----- LISTED RECORDS -----

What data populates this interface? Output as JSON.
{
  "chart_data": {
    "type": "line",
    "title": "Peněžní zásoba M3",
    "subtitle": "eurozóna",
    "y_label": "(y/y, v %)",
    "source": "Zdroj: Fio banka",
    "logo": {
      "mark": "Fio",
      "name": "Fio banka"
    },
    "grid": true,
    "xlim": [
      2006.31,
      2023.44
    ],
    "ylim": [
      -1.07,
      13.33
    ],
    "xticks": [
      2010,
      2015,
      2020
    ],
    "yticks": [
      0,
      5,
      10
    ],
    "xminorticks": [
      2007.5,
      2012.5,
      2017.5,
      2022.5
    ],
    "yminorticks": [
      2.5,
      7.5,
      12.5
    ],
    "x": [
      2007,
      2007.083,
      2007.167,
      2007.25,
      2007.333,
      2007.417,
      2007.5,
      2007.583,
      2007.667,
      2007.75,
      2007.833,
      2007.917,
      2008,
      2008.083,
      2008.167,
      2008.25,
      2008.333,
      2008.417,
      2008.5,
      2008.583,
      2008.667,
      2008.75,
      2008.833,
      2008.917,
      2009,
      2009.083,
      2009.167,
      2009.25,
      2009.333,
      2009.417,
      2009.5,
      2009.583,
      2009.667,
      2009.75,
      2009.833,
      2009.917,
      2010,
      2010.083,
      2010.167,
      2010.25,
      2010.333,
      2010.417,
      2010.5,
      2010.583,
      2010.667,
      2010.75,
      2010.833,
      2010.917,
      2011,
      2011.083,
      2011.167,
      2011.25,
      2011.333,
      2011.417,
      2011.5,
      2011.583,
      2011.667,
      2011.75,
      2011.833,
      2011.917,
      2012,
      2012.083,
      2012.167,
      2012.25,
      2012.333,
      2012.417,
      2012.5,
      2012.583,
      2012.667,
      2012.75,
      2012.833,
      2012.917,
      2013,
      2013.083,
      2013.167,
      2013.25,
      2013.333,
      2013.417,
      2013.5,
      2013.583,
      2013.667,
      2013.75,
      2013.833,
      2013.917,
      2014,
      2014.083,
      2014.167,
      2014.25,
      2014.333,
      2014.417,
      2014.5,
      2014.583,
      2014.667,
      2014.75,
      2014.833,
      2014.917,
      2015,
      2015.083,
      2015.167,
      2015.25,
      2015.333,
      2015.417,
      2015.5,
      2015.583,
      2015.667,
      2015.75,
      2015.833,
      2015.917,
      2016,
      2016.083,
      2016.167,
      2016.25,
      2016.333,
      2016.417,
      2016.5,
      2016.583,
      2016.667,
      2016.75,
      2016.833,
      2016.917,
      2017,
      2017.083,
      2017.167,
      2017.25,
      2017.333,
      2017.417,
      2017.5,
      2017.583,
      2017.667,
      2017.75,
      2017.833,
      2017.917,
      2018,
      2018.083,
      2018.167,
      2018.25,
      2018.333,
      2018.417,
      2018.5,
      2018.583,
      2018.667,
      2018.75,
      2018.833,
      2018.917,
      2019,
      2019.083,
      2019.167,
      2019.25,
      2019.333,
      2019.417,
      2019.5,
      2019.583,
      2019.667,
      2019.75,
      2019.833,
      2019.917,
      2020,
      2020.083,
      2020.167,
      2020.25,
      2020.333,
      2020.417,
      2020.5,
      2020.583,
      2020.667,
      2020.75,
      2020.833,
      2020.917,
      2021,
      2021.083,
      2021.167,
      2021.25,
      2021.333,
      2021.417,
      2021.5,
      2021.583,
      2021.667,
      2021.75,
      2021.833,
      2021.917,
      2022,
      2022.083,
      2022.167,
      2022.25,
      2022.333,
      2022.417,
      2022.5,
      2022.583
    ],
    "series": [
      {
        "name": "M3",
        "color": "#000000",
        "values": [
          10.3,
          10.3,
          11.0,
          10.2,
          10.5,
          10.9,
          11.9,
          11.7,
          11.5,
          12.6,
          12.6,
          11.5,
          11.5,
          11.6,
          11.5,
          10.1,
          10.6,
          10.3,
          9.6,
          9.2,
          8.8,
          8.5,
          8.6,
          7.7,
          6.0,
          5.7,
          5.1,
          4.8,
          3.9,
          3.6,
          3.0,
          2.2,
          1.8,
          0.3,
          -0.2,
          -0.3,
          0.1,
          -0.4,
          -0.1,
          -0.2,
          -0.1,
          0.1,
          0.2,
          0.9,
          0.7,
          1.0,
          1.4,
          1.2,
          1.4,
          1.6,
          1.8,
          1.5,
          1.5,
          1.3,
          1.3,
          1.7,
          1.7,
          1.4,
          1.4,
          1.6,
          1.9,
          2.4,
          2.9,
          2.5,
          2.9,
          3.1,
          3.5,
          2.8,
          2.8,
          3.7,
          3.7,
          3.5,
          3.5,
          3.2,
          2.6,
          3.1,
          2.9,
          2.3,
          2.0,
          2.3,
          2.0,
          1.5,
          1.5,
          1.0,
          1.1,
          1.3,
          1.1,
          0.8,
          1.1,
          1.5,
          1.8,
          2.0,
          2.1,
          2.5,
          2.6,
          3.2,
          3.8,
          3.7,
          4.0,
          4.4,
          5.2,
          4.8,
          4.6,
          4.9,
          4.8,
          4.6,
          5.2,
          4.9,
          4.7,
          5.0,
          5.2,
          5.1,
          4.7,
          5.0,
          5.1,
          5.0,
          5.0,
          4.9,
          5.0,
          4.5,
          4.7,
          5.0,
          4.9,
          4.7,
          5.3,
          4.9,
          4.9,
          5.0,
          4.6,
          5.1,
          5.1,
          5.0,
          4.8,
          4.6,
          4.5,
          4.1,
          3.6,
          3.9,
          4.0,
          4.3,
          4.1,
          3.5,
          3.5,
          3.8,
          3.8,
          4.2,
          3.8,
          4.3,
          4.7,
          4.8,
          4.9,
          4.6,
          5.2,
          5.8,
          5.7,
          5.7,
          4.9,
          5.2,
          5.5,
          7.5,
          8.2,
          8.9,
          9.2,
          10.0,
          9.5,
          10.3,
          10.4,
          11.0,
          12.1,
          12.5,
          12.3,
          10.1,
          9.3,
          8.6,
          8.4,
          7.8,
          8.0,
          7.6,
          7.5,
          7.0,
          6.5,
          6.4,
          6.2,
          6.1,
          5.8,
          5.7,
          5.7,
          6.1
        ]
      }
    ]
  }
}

-----

• PROBLEM TO WORK ON:
Repeat the records above exactly, from the first line to the last.

• TASK RESULT:
What data populates this interface? Output as JSON.
{
  "chart_data": {
    "type": "line",
    "title": "Peněžní zásoba M3",
    "subtitle": "eurozóna",
    "y_label": "(y/y, v %)",
    "source": "Zdroj: Fio banka",
    "logo": {
      "mark": "Fio",
      "name": "Fio banka"
    },
    "grid": true,
    "xlim": [
      2006.31,
      2023.44
    ],
    "ylim": [
      -1.07,
      13.33
    ],
    "xticks": [
      2010,
      2015,
      2020
    ],
    "yticks": [
      0,
      5,
      10
    ],
    "xminorticks": [
      2007.5,
      2012.5,
      2017.5,
      2022.5
    ],
    "yminorticks": [
      2.5,
      7.5,
      12.5
    ],
    "x": [
      2007,
      2007.083,
      2007.167,
      2007.25,
      2007.333,
      2007.417,
      2007.5,
      2007.583,
      2007.667,
      2007.75,
      2007.833,
      2007.917,
      2008,
      2008.083,
      2008.167,
      2008.25,
      2008.333,
      2008.417,
      2008.5,
      2008.583,
      2008.667,
      2008.75,
      2008.833,
      2008.917,
      2009,
      2009.083,
      2009.167,
      2009.25,
      2009.333,
      2009.417,
      2009.5,
      2009.583,
      2009.667,
      2009.75,
      2009.833,
      2009.917,
      2010,
      2010.083,
      2010.167,
      2010.25,
      2010.333,
      2010.417,
      2010.5,
      2010.583,
      2010.667,
      2010.75,
      2010.833,
      2010.917,
      2011,
      2011.083,
      2011.167,
      2011.25,
      2011.333,
      2011.417,
      2011.5,
      2011.583,
      2011.667,
      2011.75,
      2011.833,
      2011.917,
      2012,
      2012.083,
      2012.167,
      2012.25,
      2012.333,
      2012.417,
      2012.5,
      2012.583,
      2012.667,
      2012.75,
      2012.833,
      2012.917,
      2013,
      2013.083,
      2013.167,
      2013.25,
      2013.333,
      2013.417,
      2013.5,
      2013.583,
      2013.667,
      2013.75,
      2013.833,
      2013.917,
      2014,
      2014.083,
      2014.167,
      2014.25,
      2014.333,
      2014.417,
      2014.5,
      2014.583,
      2014.667,
      2014.75,
      2014.833,
      2014.917,
      2015,
      2015.083,
      2015.167,
      2015.25,
      2015.333,
      2015.417,
      2015.5,
      2015.583,
      2015.667,
      2015.75,
      2015.833,
      2015.917,
      2016,
      2016.083,
      2016.167,
      2016.25,
      2016.333,
      2016.417,
      2016.5,
      2016.583,
      2016.667,
      2016.75,
      2016.833,
      2016.917,
      2017,
      2017.083,
      2017.167,
      2017.25,
      2017.333,
      2017.417,
      2017.5,
      2017.583,
      2017.667,
      2017.75,
      2017.833,
      2017.917,
      2018,
      2018.083,
      2018.167,
      2018.25,
      2018.333,
      2018.417,
      2018.5,
      2018.583,
      2018.667,
      2018.75,
      2018.833,
      2018.917,
      2019,
      2019.083,
      2019.167,
      2019.25,
      2019.333,
      2019.417,
      2019.5,
      2019.583,
      2019.667,
      2019.75,
      2019.833,
      2019.917,
      2020,
      2020.083,
      2020.167,
      2020.25,
      2020.333,
      2020.417,
      2020.5,
      2020.583,
      2020.667,
      2020.75,
      2020.833,
      2020.917,
      2021,
      2021.083,
      2021.167,
      2021.25,
      2021.333,
      2021.417,
      2021.5,
      2021.583,
      2021.667,
      2021.75,
      2021.833,
      2021.917,
      2022,
      2022.083,
      2022.167,
      2022.25,
      2022.333,
      2022.417,
      2022.5,
      2022.583
    ],
    "series": [
      {
        "name": "M3",
        "color": "#000000",
        "values": [
          10.3,
          10.3,
          11.0,
          10.2,
          10.5,
          10.9,
          11.9,
          11.7,
          11.5,
          12.6,
          12.6,
          11.5,
          11.5,
          11.6,
          11.5,
          10.1,
          10.6,
          10.3,
          9.6,
          9.2,
          8.8,
          8.5,
          8.6,
          7.7,
          6.0,
          5.7,
          5.1,
          4.8,
          3.9,
          3.6,
          3.0,
          2.2,
          1.8,
          0.3,
          -0.2,
          -0.3,
          0.1,
          -0.4,
          -0.1,
          -0.2,
          -0.1,
          0.1,
          0.2,
          0.9,
          0.7,
          1.0,
          1.4,
          1.2,
          1.4,
          1.6,
          1.8,
          1.5,
          1.5,
          1.3,
          1.3,
          1.7,
          1.7,
          1.4,
          1.4,
          1.6,
          1.9,
          2.4,
          2.9,
          2.5,
          2.9,
          3.1,
          3.5,
          2.8,
          2.8,
          3.7,
          3.7,
          3.5,
          3.5,
          3.2,
          2.6,
          3.1,
          2.9,
          2.3,
          2.0,
          2.3,
          2.0,
          1.5,
          1.5,
          1.0,
          1.1,
          1.3,
          1.1,
          0.8,
          1.1,
          1.5,
          1.8,
          2.0,
          2.1,
          2.5,
          2.6,
          3.2,
          3.8,
          3.7,
          4.0,
          4.4,
          5.2,
          4.8,
          4.6,
          4.9,
          4.8,
          4.6,
          5.2,
          4.9,
          4.7,
          5.0,
          5.2,
          5.1,
          4.7,
          5.0,
          5.1,
          5.0,
          5.0,
          4.9,
          5.0,
          4.5,
          4.7,
          5.0,
          4.9,
          4.7,
          5.3,
          4.9,
          4.9,
          5.0,
          4.6,
          5.1,
          5.1,
          5.0,
          4.8,
          4.6,
          4.5,
          4.1,
          3.6,
          3.9,
          4.0,
          4.3,
          4.1,
          3.5,
          3.5,
          3.8,
          3.8,
          4.2,
          3.8,
          4.3,
          4.7,
          4.8,
          4.9,
          4.6,
          5.2,
          5.8,
          5.7,
          5.7,
          4.9,
          5.2,
          5.5,
          7.5,
          8.2,
          8.9,
          9.2,
          10.0,
          9.5,
          10.3,
          10.4,
          11.0,
          12.1,
          12.5,
          12.3,
          10.1,
          9.3,
          8.6,
          8.4,
          7.8,
          8.0,
          7.6,
          7.5,
          7.0,
          6.5,
          6.4,
          6.2,
          6.1,
          5.8,
          5.7,
          5.7,
          6.1
        ]
      }
    ]
  }
}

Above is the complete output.